- **Input rows**
------
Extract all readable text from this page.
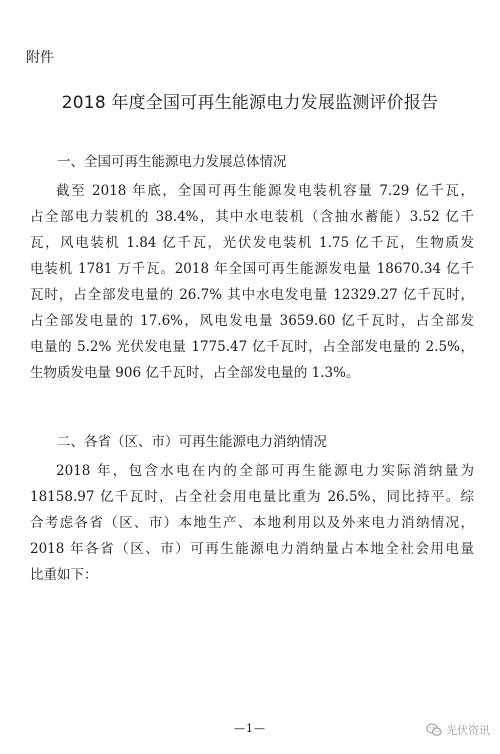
附件
2018 年度全国可再生能源电力发展监测评价报告
一、全国可再生能源电力发展总体情况
截至 2018 年底，全国可再生能源发电装机容量 7.29 亿千瓦，
占全部电力装机的 38.4%，其中水电装机（含抽水蓄能）3.52 亿千
瓦，风电装机 1.84 亿千瓦，光伏发电装机 1.75 亿千瓦，生物质发
电装机 1781 万千瓦。2018 年全国可再生能源发电量 18670.34 亿千
瓦时，占全部发电量的 26.7% 其中水电发电量 12329.27 亿千瓦时，
占全部发电量的 17.6%，风电发电量 3659.60 亿千瓦时，占全部发
电量的 5.2% 光伏发电量 1775.47 亿千瓦时，占全部发电量的 2.5%，
生物质发电量 906 亿千瓦时，占全部发电量的 1.3%。
二、各省（区、市）可再生能源电力消纳情况
2018 年，包含水电在内的全部可再生能源电力实际消纳量为
18158.97 亿千瓦时，占全社会用电量比重为 26.5%，同比持平。综
合考虑各省（区、市）本地生产、本地利用以及外来电力消纳情况，
2018 年各省（区、市）可再生能源电力消纳量占本地全社会用电量
比重如下：
—1—	光伏资讯
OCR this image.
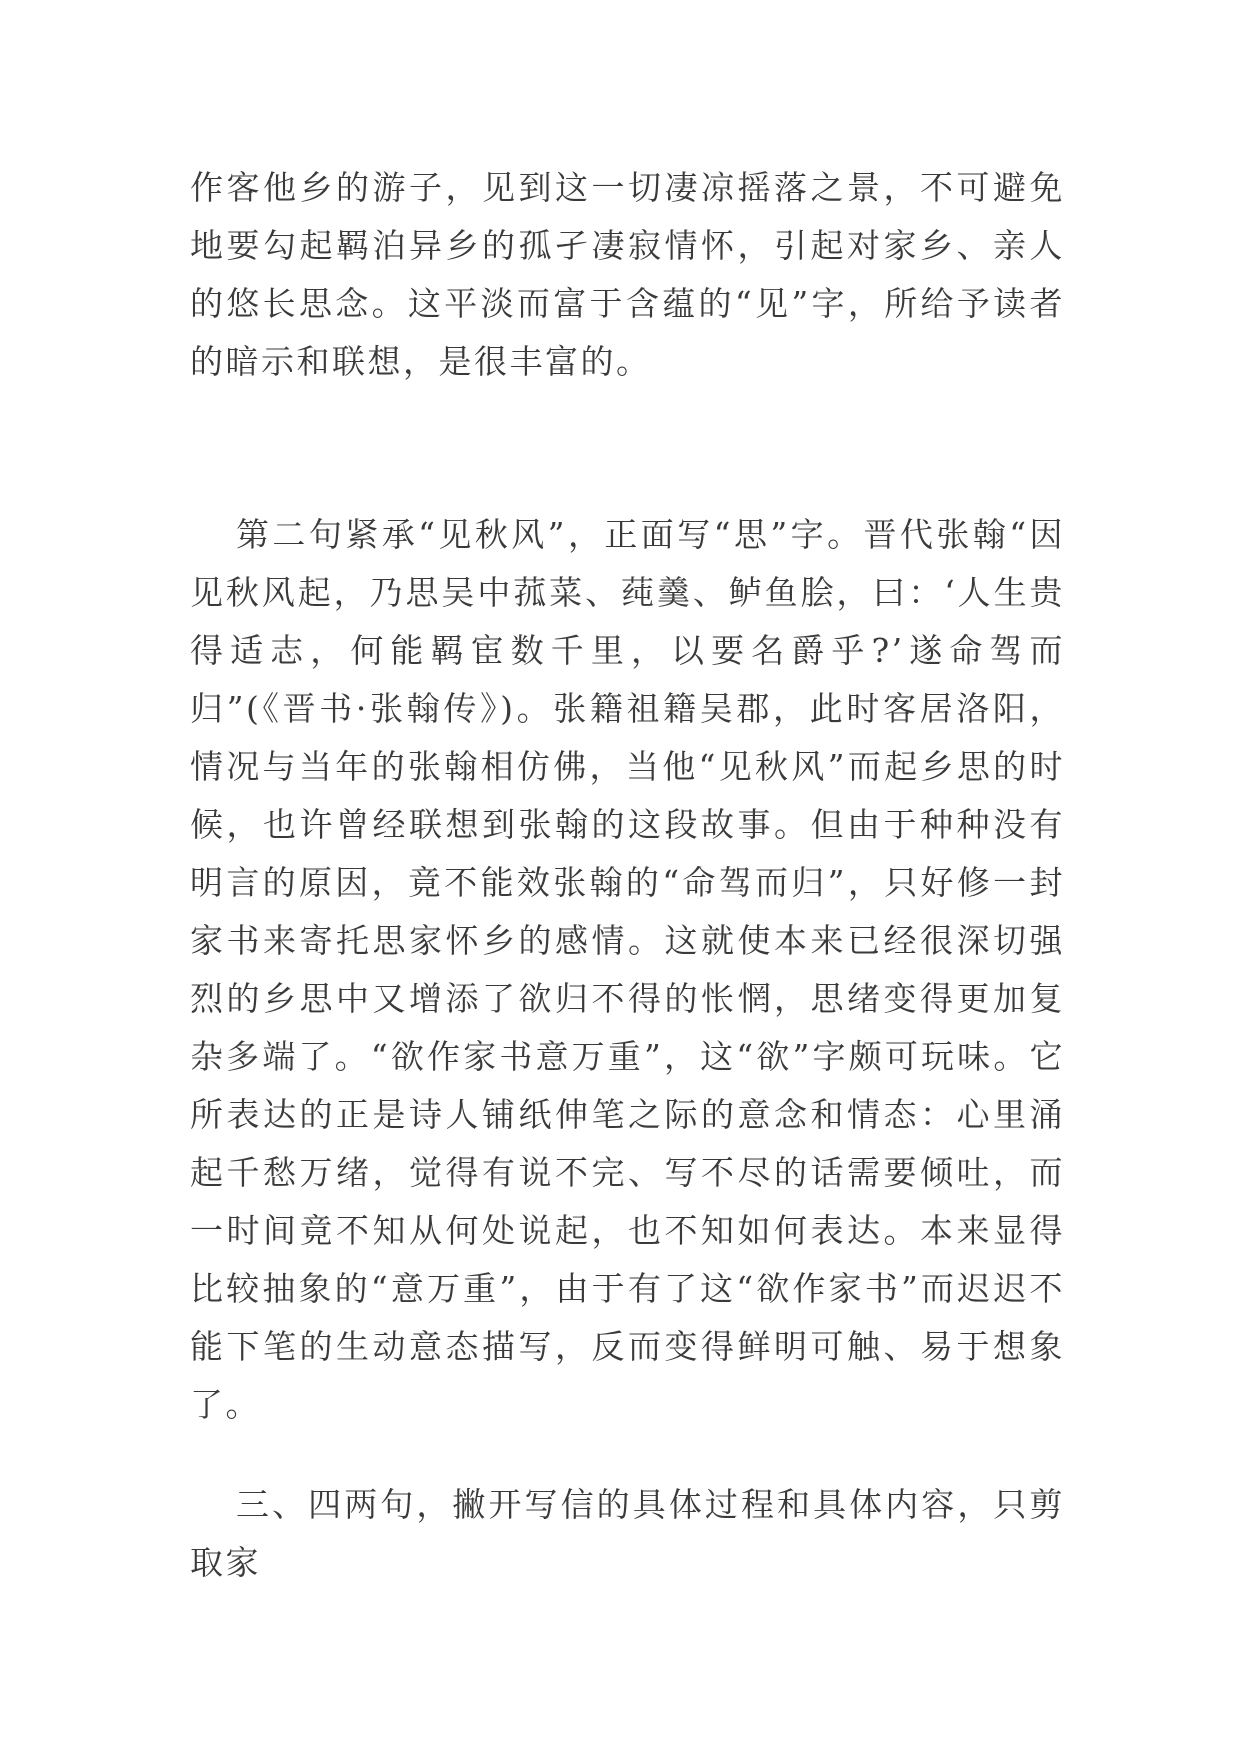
作客他乡的游子，见到这一切凄凉摇落之景，不可避免地要勾起羁泊异乡的孤孑凄寂情怀，引起对家乡、亲人的悠长思念。这平淡而富于含蕴的“见”字，所给予读者的暗示和联想，是很丰富的。

第二句紧承“见秋风”，正面写“思”字。晋代张翰“因见秋风起，乃思吴中菰菜、莼羹、鲈鱼脍，曰：‘人生贵得适志，何能羁宦数千里，以要名爵乎?’遂命驾而归”(《晋书·张翰传》)。张籍祖籍吴郡，此时客居洛阳，情况与当年的张翰相仿佛，当他“见秋风”而起乡思的时候，也许曾经联想到张翰的这段故事。但由于种种没有明言的原因，竟不能效张翰的“命驾而归”，只好修一封家书来寄托思家怀乡的感情。这就使本来已经很深切强烈的乡思中又增添了欲归不得的怅惘，思绪变得更加复杂多端了。“欲作家书意万重”，这“欲”字颇可玩味。它所表达的正是诗人铺纸伸笔之际的意念和情态：心里涌起千愁万绪，觉得有说不完、写不尽的话需要倾吐，而一时间竟不知从何处说起，也不知如何表达。本来显得比较抽象的“意万重”，由于有了这“欲作家书”而迟迟不能下笔的生动意态描写，反而变得鲜明可触、易于想象了。

三、四两句，撇开写信的具体过程和具体内容，只剪取家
------
- **Given instruction**
Reproduce the whole listing above word for word, but not its pictures.

- **Output below**
Extract all readable text from this page.
附件
2018 年度全国可再生能源电力发展监测评价报告
一、全国可再生能源电力发展总体情况
截至 2018 年底，全国可再生能源发电装机容量 7.29 亿千瓦，
占全部电力装机的 38.4%，其中水电装机（含抽水蓄能）3.52 亿千
瓦，风电装机 1.84 亿千瓦，光伏发电装机 1.75 亿千瓦，生物质发
电装机 1781 万千瓦。2018 年全国可再生能源发电量 18670.34 亿千
瓦时，占全部发电量的 26.7% 其中水电发电量 12329.27 亿千瓦时，
占全部发电量的 17.6%，风电发电量 3659.60 亿千瓦时，占全部发
电量的 5.2% 光伏发电量 1775.47 亿千瓦时，占全部发电量的 2.5%，
生物质发电量 906 亿千瓦时，占全部发电量的 1.3%。
二、各省（区、市）可再生能源电力消纳情况
2018 年，包含水电在内的全部可再生能源电力实际消纳量为
18158.97 亿千瓦时，占全社会用电量比重为 26.5%，同比持平。综
合考虑各省（区、市）本地生产、本地利用以及外来电力消纳情况，
2018 年各省（区、市）可再生能源电力消纳量占本地全社会用电量
比重如下：
—1—	光伏资讯
OCR this image.
作客他乡的游子，见到这一切凄凉摇落之景，不可避免地要勾起羁泊异乡的孤孑凄寂情怀，引起对家乡、亲人的悠长思念。这平淡而富于含蕴的“见”字，所给予读者的暗示和联想，是很丰富的。

第二句紧承“见秋风”，正面写“思”字。晋代张翰“因见秋风起，乃思吴中菰菜、莼羹、鲈鱼脍，曰：‘人生贵得适志，何能羁宦数千里，以要名爵乎?’遂命驾而归”(《晋书·张翰传》)。张籍祖籍吴郡，此时客居洛阳，情况与当年的张翰相仿佛，当他“见秋风”而起乡思的时候，也许曾经联想到张翰的这段故事。但由于种种没有明言的原因，竟不能效张翰的“命驾而归”，只好修一封家书来寄托思家怀乡的感情。这就使本来已经很深切强烈的乡思中又增添了欲归不得的怅惘，思绪变得更加复杂多端了。“欲作家书意万重”，这“欲”字颇可玩味。它所表达的正是诗人铺纸伸笔之际的意念和情态：心里涌起千愁万绪，觉得有说不完、写不尽的话需要倾吐，而一时间竟不知从何处说起，也不知如何表达。本来显得比较抽象的“意万重”，由于有了这“欲作家书”而迟迟不能下笔的生动意态描写，反而变得鲜明可触、易于想象了。

三、四两句，撇开写信的具体过程和具体内容，只剪取家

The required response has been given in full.